• Problem details:
Output every line of the data exactly as it appears.

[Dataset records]
<<<<
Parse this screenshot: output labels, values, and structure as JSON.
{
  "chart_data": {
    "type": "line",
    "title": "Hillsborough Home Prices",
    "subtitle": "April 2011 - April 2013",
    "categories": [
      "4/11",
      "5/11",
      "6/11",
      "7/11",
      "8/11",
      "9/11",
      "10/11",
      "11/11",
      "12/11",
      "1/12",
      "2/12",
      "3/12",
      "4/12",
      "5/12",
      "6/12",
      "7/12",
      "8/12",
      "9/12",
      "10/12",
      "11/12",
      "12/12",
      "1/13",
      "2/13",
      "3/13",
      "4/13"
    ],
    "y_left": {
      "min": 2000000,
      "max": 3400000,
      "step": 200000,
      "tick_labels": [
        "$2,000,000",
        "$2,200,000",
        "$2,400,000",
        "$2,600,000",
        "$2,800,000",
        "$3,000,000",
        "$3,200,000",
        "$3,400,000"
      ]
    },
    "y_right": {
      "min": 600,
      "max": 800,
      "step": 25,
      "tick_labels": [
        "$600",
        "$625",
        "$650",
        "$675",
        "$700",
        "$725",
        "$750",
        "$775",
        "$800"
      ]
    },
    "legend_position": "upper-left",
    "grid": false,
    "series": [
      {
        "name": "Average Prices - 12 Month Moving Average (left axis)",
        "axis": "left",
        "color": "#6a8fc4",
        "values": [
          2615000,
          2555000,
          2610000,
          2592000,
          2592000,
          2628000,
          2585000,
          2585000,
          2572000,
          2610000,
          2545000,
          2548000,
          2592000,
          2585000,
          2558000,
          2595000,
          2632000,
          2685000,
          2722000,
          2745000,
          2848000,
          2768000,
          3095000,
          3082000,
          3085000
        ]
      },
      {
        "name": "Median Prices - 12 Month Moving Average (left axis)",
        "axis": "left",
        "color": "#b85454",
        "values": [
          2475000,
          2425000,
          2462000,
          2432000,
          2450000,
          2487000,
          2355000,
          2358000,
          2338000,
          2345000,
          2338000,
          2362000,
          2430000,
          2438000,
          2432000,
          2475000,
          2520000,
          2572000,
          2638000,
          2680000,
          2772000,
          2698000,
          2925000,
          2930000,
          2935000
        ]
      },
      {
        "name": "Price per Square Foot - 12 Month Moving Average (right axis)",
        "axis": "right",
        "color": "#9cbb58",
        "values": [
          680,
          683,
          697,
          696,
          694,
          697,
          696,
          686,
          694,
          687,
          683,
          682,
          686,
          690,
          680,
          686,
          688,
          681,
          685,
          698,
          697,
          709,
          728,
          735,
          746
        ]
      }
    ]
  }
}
>>>>
• Expected output:
Parse this screenshot: output labels, values, and structure as JSON.
{
  "chart_data": {
    "type": "line",
    "title": "Hillsborough Home Prices",
    "subtitle": "April 2011 - April 2013",
    "categories": [
      "4/11",
      "5/11",
      "6/11",
      "7/11",
      "8/11",
      "9/11",
      "10/11",
      "11/11",
      "12/11",
      "1/12",
      "2/12",
      "3/12",
      "4/12",
      "5/12",
      "6/12",
      "7/12",
      "8/12",
      "9/12",
      "10/12",
      "11/12",
      "12/12",
      "1/13",
      "2/13",
      "3/13",
      "4/13"
    ],
    "y_left": {
      "min": 2000000,
      "max": 3400000,
      "step": 200000,
      "tick_labels": [
        "$2,000,000",
        "$2,200,000",
        "$2,400,000",
        "$2,600,000",
        "$2,800,000",
        "$3,000,000",
        "$3,200,000",
        "$3,400,000"
      ]
    },
    "y_right": {
      "min": 600,
      "max": 800,
      "step": 25,
      "tick_labels": [
        "$600",
        "$625",
        "$650",
        "$675",
        "$700",
        "$725",
        "$750",
        "$775",
        "$800"
      ]
    },
    "legend_position": "upper-left",
    "grid": false,
    "series": [
      {
        "name": "Average Prices - 12 Month Moving Average (left axis)",
        "axis": "left",
        "color": "#6a8fc4",
        "values": [
          2615000,
          2555000,
          2610000,
          2592000,
          2592000,
          2628000,
          2585000,
          2585000,
          2572000,
          2610000,
          2545000,
          2548000,
          2592000,
          2585000,
          2558000,
          2595000,
          2632000,
          2685000,
          2722000,
          2745000,
          2848000,
          2768000,
          3095000,
          3082000,
          3085000
        ]
      },
      {
        "name": "Median Prices - 12 Month Moving Average (left axis)",
        "axis": "left",
        "color": "#b85454",
        "values": [
          2475000,
          2425000,
          2462000,
          2432000,
          2450000,
          2487000,
          2355000,
          2358000,
          2338000,
          2345000,
          2338000,
          2362000,
          2430000,
          2438000,
          2432000,
          2475000,
          2520000,
          2572000,
          2638000,
          2680000,
          2772000,
          2698000,
          2925000,
          2930000,
          2935000
        ]
      },
      {
        "name": "Price per Square Foot - 12 Month Moving Average (right axis)",
        "axis": "right",
        "color": "#9cbb58",
        "values": [
          680,
          683,
          697,
          696,
          694,
          697,
          696,
          686,
          694,
          687,
          683,
          682,
          686,
          690,
          680,
          686,
          688,
          681,
          685,
          698,
          697,
          709,
          728,
          735,
          746
        ]
      }
    ]
  }
}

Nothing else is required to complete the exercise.